Every line that contains the word "entry" should be copied.

## BEGIN Dataset extract

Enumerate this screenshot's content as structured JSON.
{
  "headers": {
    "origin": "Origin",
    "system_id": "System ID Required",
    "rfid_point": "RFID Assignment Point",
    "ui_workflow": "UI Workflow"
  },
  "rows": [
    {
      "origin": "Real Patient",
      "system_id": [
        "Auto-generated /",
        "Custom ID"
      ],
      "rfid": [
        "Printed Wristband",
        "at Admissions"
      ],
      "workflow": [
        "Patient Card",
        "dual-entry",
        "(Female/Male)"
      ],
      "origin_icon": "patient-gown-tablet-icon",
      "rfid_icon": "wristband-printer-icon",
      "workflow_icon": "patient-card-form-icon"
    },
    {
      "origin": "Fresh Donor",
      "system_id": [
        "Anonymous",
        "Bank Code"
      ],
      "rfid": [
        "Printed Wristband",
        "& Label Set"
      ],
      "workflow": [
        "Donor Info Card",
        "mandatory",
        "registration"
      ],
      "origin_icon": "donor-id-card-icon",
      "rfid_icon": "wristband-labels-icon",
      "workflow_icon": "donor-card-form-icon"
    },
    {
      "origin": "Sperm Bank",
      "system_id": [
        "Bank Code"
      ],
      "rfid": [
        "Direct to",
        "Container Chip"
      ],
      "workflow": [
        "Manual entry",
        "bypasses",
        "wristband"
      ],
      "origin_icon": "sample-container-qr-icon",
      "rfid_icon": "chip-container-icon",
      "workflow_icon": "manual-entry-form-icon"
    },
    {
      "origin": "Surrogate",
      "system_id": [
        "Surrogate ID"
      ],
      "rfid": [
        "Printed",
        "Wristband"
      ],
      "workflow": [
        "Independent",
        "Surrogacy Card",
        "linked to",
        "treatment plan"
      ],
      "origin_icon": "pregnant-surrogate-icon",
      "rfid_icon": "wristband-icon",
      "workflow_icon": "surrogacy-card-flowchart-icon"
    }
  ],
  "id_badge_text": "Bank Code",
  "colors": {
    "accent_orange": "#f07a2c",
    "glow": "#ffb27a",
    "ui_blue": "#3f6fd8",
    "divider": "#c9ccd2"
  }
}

## END Dataset extract

→ **Full output**:
        "dual-entry",
        "Manual entry",
      "workflow_icon": "manual-entry-form-icon"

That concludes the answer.